*Your instructions*:
Retype all material exactly. Pictures stay out of the copy.

---------- Data for the task ----------

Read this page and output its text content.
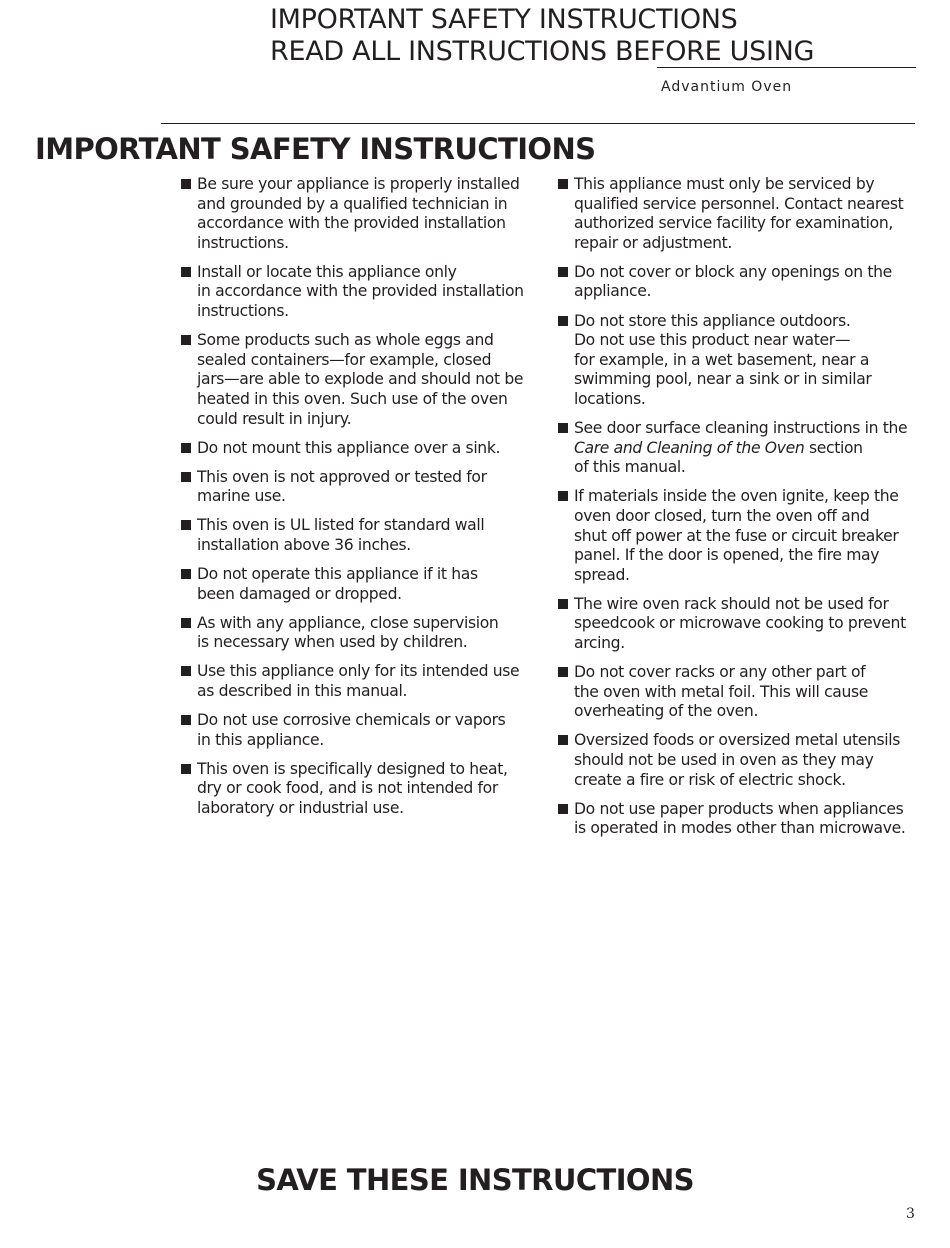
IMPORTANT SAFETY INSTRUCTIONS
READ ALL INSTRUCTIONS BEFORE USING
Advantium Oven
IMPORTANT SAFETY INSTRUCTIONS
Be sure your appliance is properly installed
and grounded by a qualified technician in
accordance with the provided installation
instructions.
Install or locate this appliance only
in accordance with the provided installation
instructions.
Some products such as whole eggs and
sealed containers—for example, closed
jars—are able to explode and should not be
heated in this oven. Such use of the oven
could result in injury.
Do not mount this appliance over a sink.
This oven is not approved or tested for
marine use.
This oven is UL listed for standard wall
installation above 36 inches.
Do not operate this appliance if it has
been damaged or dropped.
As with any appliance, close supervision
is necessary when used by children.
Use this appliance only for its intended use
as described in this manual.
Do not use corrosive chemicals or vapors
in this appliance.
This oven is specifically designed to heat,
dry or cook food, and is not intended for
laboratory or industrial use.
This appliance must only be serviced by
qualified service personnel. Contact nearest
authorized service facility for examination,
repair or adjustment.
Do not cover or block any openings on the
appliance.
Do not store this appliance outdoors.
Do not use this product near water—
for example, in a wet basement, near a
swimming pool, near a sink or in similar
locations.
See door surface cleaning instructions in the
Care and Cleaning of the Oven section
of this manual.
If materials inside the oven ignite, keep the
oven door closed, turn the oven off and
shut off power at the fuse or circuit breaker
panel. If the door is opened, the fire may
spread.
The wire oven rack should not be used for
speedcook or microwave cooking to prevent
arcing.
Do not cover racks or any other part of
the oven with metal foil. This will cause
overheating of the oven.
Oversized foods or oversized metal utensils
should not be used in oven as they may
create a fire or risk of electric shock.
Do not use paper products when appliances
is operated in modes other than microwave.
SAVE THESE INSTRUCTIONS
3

----------

*Exercise solution*:
Read this page and output its text content.
IMPORTANT SAFETY INSTRUCTIONS
READ ALL INSTRUCTIONS BEFORE USING
Advantium Oven
IMPORTANT SAFETY INSTRUCTIONS
Be sure your appliance is properly installed
and grounded by a qualified technician in
accordance with the provided installation
instructions.
Install or locate this appliance only
in accordance with the provided installation
instructions.
Some products such as whole eggs and
sealed containers—for example, closed
jars—are able to explode and should not be
heated in this oven. Such use of the oven
could result in injury.
Do not mount this appliance over a sink.
This oven is not approved or tested for
marine use.
This oven is UL listed for standard wall
installation above 36 inches.
Do not operate this appliance if it has
been damaged or dropped.
As with any appliance, close supervision
is necessary when used by children.
Use this appliance only for its intended use
as described in this manual.
Do not use corrosive chemicals or vapors
in this appliance.
This oven is specifically designed to heat,
dry or cook food, and is not intended for
laboratory or industrial use.
This appliance must only be serviced by
qualified service personnel. Contact nearest
authorized service facility for examination,
repair or adjustment.
Do not cover or block any openings on the
appliance.
Do not store this appliance outdoors.
Do not use this product near water—
for example, in a wet basement, near a
swimming pool, near a sink or in similar
locations.
See door surface cleaning instructions in the
Care and Cleaning of the Oven section
of this manual.
If materials inside the oven ignite, keep the
oven door closed, turn the oven off and
shut off power at the fuse or circuit breaker
panel. If the door is opened, the fire may
spread.
The wire oven rack should not be used for
speedcook or microwave cooking to prevent
arcing.
Do not cover racks or any other part of
the oven with metal foil. This will cause
overheating of the oven.
Oversized foods or oversized metal utensils
should not be used in oven as they may
create a fire or risk of electric shock.
Do not use paper products when appliances
is operated in modes other than microwave.
SAVE THESE INSTRUCTIONS
3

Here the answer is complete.